- **To do**:
Can you print the data exactly and leave out each image?

- **Supplied records**:

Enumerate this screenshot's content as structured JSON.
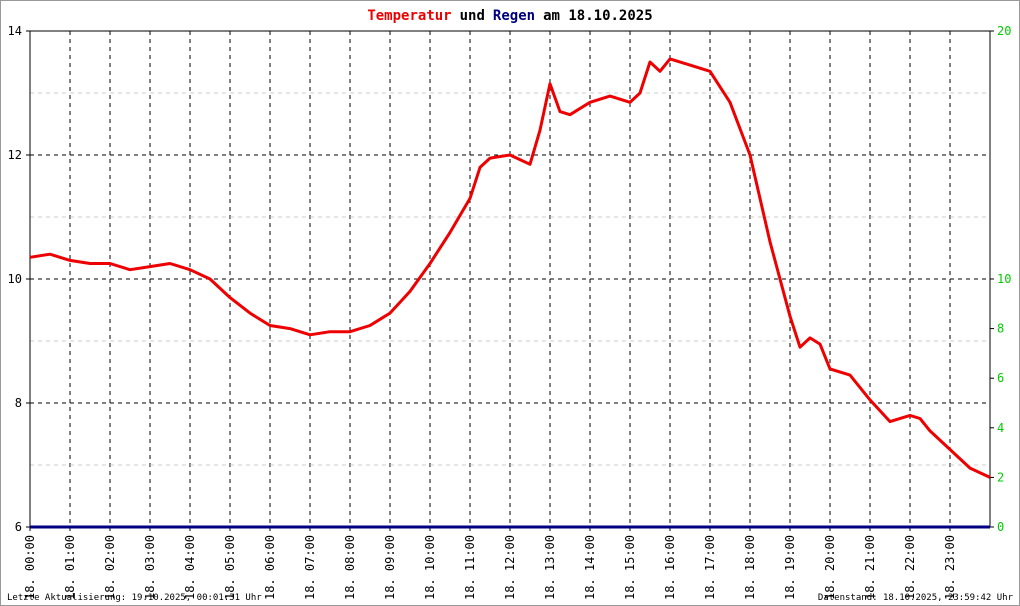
{
  "title": {
    "temp_word": "Temperatur",
    "and_word": "und",
    "rain_word": "Regen",
    "date_prefix": "am 18.10.2025"
  },
  "colors": {
    "temperature": "#ee0000",
    "rain": "#000080",
    "right_axis": "#00cc00",
    "title_black": "#000000"
  },
  "footer": {
    "left": "Letzte Aktualisierung: 19.10.2025, 00:01:31 Uhr",
    "right": "Datenstand: 18.10.2025, 23:59:42 Uhr"
  },
  "chart_data": {
    "type": "line",
    "title": "Temperatur und Regen am 18.10.2025",
    "xlim": [
      0,
      24
    ],
    "ylim_left": [
      6,
      14
    ],
    "ylim_right": [
      0,
      20
    ],
    "y_ticks_left": [
      "6",
      "8",
      "10",
      "12",
      "14"
    ],
    "y_ticks_right": [
      "0",
      "2",
      "4",
      "6",
      "8",
      "10",
      "20"
    ],
    "y_ticks_right_values": [
      0,
      2,
      4,
      6,
      8,
      10,
      20
    ],
    "x_ticks": [
      "18. 00:00",
      "18. 01:00",
      "18. 02:00",
      "18. 03:00",
      "18. 04:00",
      "18. 05:00",
      "18. 06:00",
      "18. 07:00",
      "18. 08:00",
      "18. 09:00",
      "18. 10:00",
      "18. 11:00",
      "18. 12:00",
      "18. 13:00",
      "18. 14:00",
      "18. 15:00",
      "18. 16:00",
      "18. 17:00",
      "18. 18:00",
      "18. 19:00",
      "18. 20:00",
      "18. 21:00",
      "18. 22:00",
      "18. 23:00"
    ],
    "grid": true,
    "series": [
      {
        "name": "Temperatur",
        "x": [
          0,
          0.5,
          1.0,
          1.5,
          2.0,
          2.5,
          3.0,
          3.5,
          4.0,
          4.5,
          5.0,
          5.5,
          6.0,
          6.5,
          7.0,
          7.5,
          8.0,
          8.5,
          9.0,
          9.5,
          10.0,
          10.5,
          11.0,
          11.25,
          11.5,
          12.0,
          12.5,
          12.75,
          13.0,
          13.25,
          13.5,
          14.0,
          14.5,
          15.0,
          15.25,
          15.5,
          15.75,
          16.0,
          16.5,
          17.0,
          17.5,
          18.0,
          18.5,
          19.0,
          19.25,
          19.5,
          19.75,
          20.0,
          20.5,
          21.0,
          21.5,
          22.0,
          22.25,
          22.5,
          23.0,
          23.5,
          24.0
        ],
        "y": [
          10.35,
          10.4,
          10.3,
          10.25,
          10.25,
          10.15,
          10.2,
          10.25,
          10.15,
          10.0,
          9.7,
          9.45,
          9.25,
          9.2,
          9.1,
          9.15,
          9.15,
          9.25,
          9.45,
          9.8,
          10.25,
          10.75,
          11.3,
          11.8,
          11.95,
          12.0,
          11.85,
          12.4,
          13.15,
          12.7,
          12.65,
          12.85,
          12.95,
          12.85,
          13.0,
          13.5,
          13.35,
          13.55,
          13.45,
          13.35,
          12.85,
          12.0,
          10.6,
          9.4,
          8.9,
          9.05,
          8.95,
          8.55,
          8.45,
          8.05,
          7.7,
          7.8,
          7.75,
          7.55,
          7.25,
          6.95,
          6.8
        ]
      },
      {
        "name": "Regen",
        "x": [
          0,
          24
        ],
        "y": [
          0,
          0
        ]
      }
    ]
  }
}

- **Written reply**:
Enumerate this screenshot's content as structured JSON.
{
  "title": {
    "temp_word": "Temperatur",
    "and_word": "und",
    "rain_word": "Regen",
    "date_prefix": "am 18.10.2025"
  },
  "colors": {
    "temperature": "#ee0000",
    "rain": "#000080",
    "right_axis": "#00cc00",
    "title_black": "#000000"
  },
  "footer": {
    "left": "Letzte Aktualisierung: 19.10.2025, 00:01:31 Uhr",
    "right": "Datenstand: 18.10.2025, 23:59:42 Uhr"
  },
  "chart_data": {
    "type": "line",
    "title": "Temperatur und Regen am 18.10.2025",
    "xlim": [
      0,
      24
    ],
    "ylim_left": [
      6,
      14
    ],
    "ylim_right": [
      0,
      20
    ],
    "y_ticks_left": [
      "6",
      "8",
      "10",
      "12",
      "14"
    ],
    "y_ticks_right": [
      "0",
      "2",
      "4",
      "6",
      "8",
      "10",
      "20"
    ],
    "y_ticks_right_values": [
      0,
      2,
      4,
      6,
      8,
      10,
      20
    ],
    "x_ticks": [
      "18. 00:00",
      "18. 01:00",
      "18. 02:00",
      "18. 03:00",
      "18. 04:00",
      "18. 05:00",
      "18. 06:00",
      "18. 07:00",
      "18. 08:00",
      "18. 09:00",
      "18. 10:00",
      "18. 11:00",
      "18. 12:00",
      "18. 13:00",
      "18. 14:00",
      "18. 15:00",
      "18. 16:00",
      "18. 17:00",
      "18. 18:00",
      "18. 19:00",
      "18. 20:00",
      "18. 21:00",
      "18. 22:00",
      "18. 23:00"
    ],
    "grid": true,
    "series": [
      {
        "name": "Temperatur",
        "x": [
          0,
          0.5,
          1.0,
          1.5,
          2.0,
          2.5,
          3.0,
          3.5,
          4.0,
          4.5,
          5.0,
          5.5,
          6.0,
          6.5,
          7.0,
          7.5,
          8.0,
          8.5,
          9.0,
          9.5,
          10.0,
          10.5,
          11.0,
          11.25,
          11.5,
          12.0,
          12.5,
          12.75,
          13.0,
          13.25,
          13.5,
          14.0,
          14.5,
          15.0,
          15.25,
          15.5,
          15.75,
          16.0,
          16.5,
          17.0,
          17.5,
          18.0,
          18.5,
          19.0,
          19.25,
          19.5,
          19.75,
          20.0,
          20.5,
          21.0,
          21.5,
          22.0,
          22.25,
          22.5,
          23.0,
          23.5,
          24.0
        ],
        "y": [
          10.35,
          10.4,
          10.3,
          10.25,
          10.25,
          10.15,
          10.2,
          10.25,
          10.15,
          10.0,
          9.7,
          9.45,
          9.25,
          9.2,
          9.1,
          9.15,
          9.15,
          9.25,
          9.45,
          9.8,
          10.25,
          10.75,
          11.3,
          11.8,
          11.95,
          12.0,
          11.85,
          12.4,
          13.15,
          12.7,
          12.65,
          12.85,
          12.95,
          12.85,
          13.0,
          13.5,
          13.35,
          13.55,
          13.45,
          13.35,
          12.85,
          12.0,
          10.6,
          9.4,
          8.9,
          9.05,
          8.95,
          8.55,
          8.45,
          8.05,
          7.7,
          7.8,
          7.75,
          7.55,
          7.25,
          6.95,
          6.8
        ]
      },
      {
        "name": "Regen",
        "x": [
          0,
          24
        ],
        "y": [
          0,
          0
        ]
      }
    ]
  }
}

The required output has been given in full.